[start]

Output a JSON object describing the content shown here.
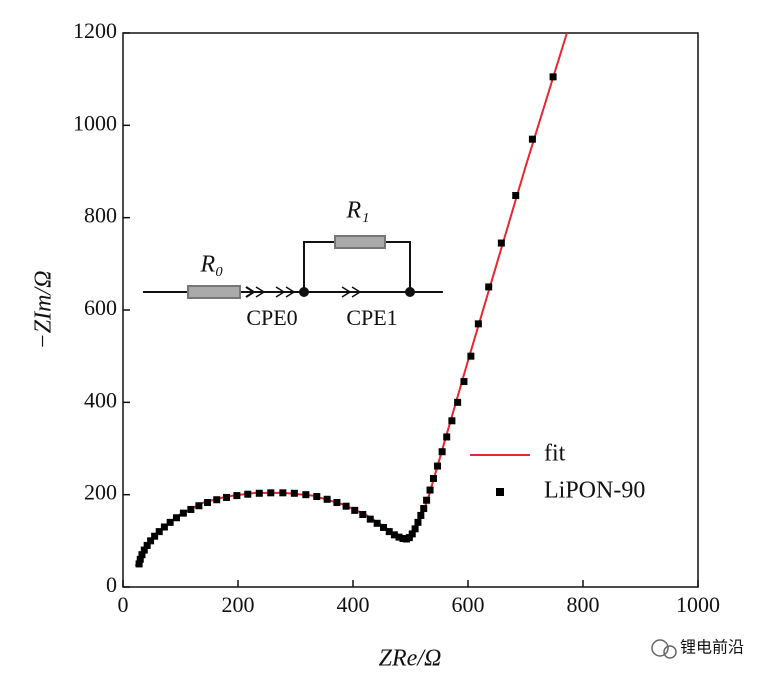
{
  "chart_data": {
    "type": "scatter",
    "x_label": "ZRe/Ω",
    "y_label": "−ZIm/Ω",
    "xlim": [
      0,
      1000
    ],
    "xticks": [
      0,
      200,
      400,
      600,
      800,
      1000
    ],
    "ylim": [
      0,
      1200
    ],
    "yticks": [
      0,
      200,
      400,
      600,
      800,
      1000,
      1200
    ],
    "series": [
      {
        "name": "fit",
        "type": "line",
        "color": "#e8262e",
        "x": [
          22,
          30,
          45,
          70,
          100,
          140,
          180,
          230,
          280,
          330,
          380,
          420,
          450,
          470,
          485,
          495,
          505,
          515,
          530,
          550,
          600,
          650,
          700,
          772
        ],
        "values": [
          45,
          65,
          95,
          128,
          158,
          183,
          196,
          204,
          204,
          198,
          180,
          158,
          134,
          117,
          106,
          104,
          115,
          140,
          190,
          275,
          490,
          700,
          910,
          1200
        ]
      },
      {
        "name": "LiPON-90",
        "type": "scatter",
        "color": "#000000",
        "x": [
          28,
          30,
          33,
          37,
          42,
          48,
          55,
          63,
          72,
          82,
          93,
          105,
          118,
          132,
          147,
          163,
          180,
          198,
          217,
          237,
          257,
          278,
          298,
          318,
          337,
          355,
          372,
          388,
          403,
          417,
          430,
          442,
          453,
          463,
          472,
          480,
          487,
          493,
          498,
          503,
          508,
          513,
          518,
          523,
          528,
          534,
          540,
          547,
          555,
          563,
          572,
          582,
          593,
          605,
          618,
          636,
          658,
          683,
          712,
          748
        ],
        "values": [
          50,
          60,
          70,
          80,
          90,
          100,
          110,
          120,
          130,
          140,
          150,
          160,
          168,
          176,
          183,
          189,
          194,
          198,
          201,
          203,
          204,
          204,
          203,
          200,
          196,
          190,
          183,
          175,
          166,
          157,
          147,
          138,
          129,
          120,
          113,
          108,
          105,
          104,
          107,
          115,
          126,
          140,
          155,
          170,
          188,
          210,
          235,
          262,
          293,
          325,
          360,
          400,
          445,
          500,
          570,
          650,
          745,
          848,
          970,
          1105
        ]
      }
    ],
    "inset": {
      "labels": [
        "R₀",
        "R₁",
        "CPE0",
        "CPE1"
      ]
    }
  },
  "watermark": "锂电前沿"
}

[end]

What is expected: Where a line above includes "type", copy that line.

Task response:
    "type": "scatter",
        "type": "line",
        "type": "scatter",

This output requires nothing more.